══ SOURCE DATA

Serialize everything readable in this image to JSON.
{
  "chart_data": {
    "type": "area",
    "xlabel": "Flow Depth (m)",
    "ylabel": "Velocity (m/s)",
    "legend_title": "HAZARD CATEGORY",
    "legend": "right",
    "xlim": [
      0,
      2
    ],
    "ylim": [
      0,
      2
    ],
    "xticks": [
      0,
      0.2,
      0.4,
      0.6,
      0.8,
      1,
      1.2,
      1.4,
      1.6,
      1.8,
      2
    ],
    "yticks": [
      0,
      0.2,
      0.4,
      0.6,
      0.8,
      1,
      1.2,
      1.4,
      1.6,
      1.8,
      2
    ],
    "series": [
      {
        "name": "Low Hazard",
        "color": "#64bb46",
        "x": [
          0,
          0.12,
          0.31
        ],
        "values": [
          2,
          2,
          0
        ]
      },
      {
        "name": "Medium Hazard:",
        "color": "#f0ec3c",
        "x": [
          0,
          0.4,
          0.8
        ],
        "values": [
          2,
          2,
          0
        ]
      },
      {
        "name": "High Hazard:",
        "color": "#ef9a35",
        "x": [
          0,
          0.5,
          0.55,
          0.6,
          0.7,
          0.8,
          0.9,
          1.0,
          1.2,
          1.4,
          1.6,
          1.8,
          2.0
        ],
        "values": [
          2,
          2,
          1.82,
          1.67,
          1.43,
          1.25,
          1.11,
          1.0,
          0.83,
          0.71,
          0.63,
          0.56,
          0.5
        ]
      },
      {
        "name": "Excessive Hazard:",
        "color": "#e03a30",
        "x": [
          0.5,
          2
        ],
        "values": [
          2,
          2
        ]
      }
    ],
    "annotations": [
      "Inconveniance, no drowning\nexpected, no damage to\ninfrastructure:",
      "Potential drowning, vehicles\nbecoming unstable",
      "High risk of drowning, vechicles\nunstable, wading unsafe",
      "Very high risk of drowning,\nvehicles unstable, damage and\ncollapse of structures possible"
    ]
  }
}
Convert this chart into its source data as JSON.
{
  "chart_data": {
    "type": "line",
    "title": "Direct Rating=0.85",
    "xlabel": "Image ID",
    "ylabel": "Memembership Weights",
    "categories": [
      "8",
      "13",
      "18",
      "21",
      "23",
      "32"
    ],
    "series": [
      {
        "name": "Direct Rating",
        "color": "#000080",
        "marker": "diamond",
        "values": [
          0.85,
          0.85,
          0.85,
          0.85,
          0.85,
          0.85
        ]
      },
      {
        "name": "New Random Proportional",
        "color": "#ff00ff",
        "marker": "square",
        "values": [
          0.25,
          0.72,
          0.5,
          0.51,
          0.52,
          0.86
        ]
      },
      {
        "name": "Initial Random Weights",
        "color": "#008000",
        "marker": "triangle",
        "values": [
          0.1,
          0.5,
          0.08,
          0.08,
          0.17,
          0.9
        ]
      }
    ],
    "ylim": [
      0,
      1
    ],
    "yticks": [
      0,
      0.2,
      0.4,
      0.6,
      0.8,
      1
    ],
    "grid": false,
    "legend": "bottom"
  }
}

════

WHAT YOU WILL DO:
Extract the full set of entries word for word.

TASK RESPONSE:
Serialize everything readable in this image to JSON.
{
  "chart_data": {
    "type": "area",
    "xlabel": "Flow Depth (m)",
    "ylabel": "Velocity (m/s)",
    "legend_title": "HAZARD CATEGORY",
    "legend": "right",
    "xlim": [
      0,
      2
    ],
    "ylim": [
      0,
      2
    ],
    "xticks": [
      0,
      0.2,
      0.4,
      0.6,
      0.8,
      1,
      1.2,
      1.4,
      1.6,
      1.8,
      2
    ],
    "yticks": [
      0,
      0.2,
      0.4,
      0.6,
      0.8,
      1,
      1.2,
      1.4,
      1.6,
      1.8,
      2
    ],
    "series": [
      {
        "name": "Low Hazard",
        "color": "#64bb46",
        "x": [
          0,
          0.12,
          0.31
        ],
        "values": [
          2,
          2,
          0
        ]
      },
      {
        "name": "Medium Hazard:",
        "color": "#f0ec3c",
        "x": [
          0,
          0.4,
          0.8
        ],
        "values": [
          2,
          2,
          0
        ]
      },
      {
        "name": "High Hazard:",
        "color": "#ef9a35",
        "x": [
          0,
          0.5,
          0.55,
          0.6,
          0.7,
          0.8,
          0.9,
          1.0,
          1.2,
          1.4,
          1.6,
          1.8,
          2.0
        ],
        "values": [
          2,
          2,
          1.82,
          1.67,
          1.43,
          1.25,
          1.11,
          1.0,
          0.83,
          0.71,
          0.63,
          0.56,
          0.5
        ]
      },
      {
        "name": "Excessive Hazard:",
        "color": "#e03a30",
        "x": [
          0.5,
          2
        ],
        "values": [
          2,
          2
        ]
      }
    ],
    "annotations": [
      "Inconveniance, no drowning\nexpected, no damage to\ninfrastructure:",
      "Potential drowning, vehicles\nbecoming unstable",
      "High risk of drowning, vechicles\nunstable, wading unsafe",
      "Very high risk of drowning,\nvehicles unstable, damage and\ncollapse of structures possible"
    ]
  }
}
Convert this chart into its source data as JSON.
{
  "chart_data": {
    "type": "line",
    "title": "Direct Rating=0.85",
    "xlabel": "Image ID",
    "ylabel": "Memembership Weights",
    "categories": [
      "8",
      "13",
      "18",
      "21",
      "23",
      "32"
    ],
    "series": [
      {
        "name": "Direct Rating",
        "color": "#000080",
        "marker": "diamond",
        "values": [
          0.85,
          0.85,
          0.85,
          0.85,
          0.85,
          0.85
        ]
      },
      {
        "name": "New Random Proportional",
        "color": "#ff00ff",
        "marker": "square",
        "values": [
          0.25,
          0.72,
          0.5,
          0.51,
          0.52,
          0.86
        ]
      },
      {
        "name": "Initial Random Weights",
        "color": "#008000",
        "marker": "triangle",
        "values": [
          0.1,
          0.5,
          0.08,
          0.08,
          0.17,
          0.9
        ]
      }
    ],
    "ylim": [
      0,
      1
    ],
    "yticks": [
      0,
      0.2,
      0.4,
      0.6,
      0.8,
      1
    ],
    "grid": false,
    "legend": "bottom"
  }
}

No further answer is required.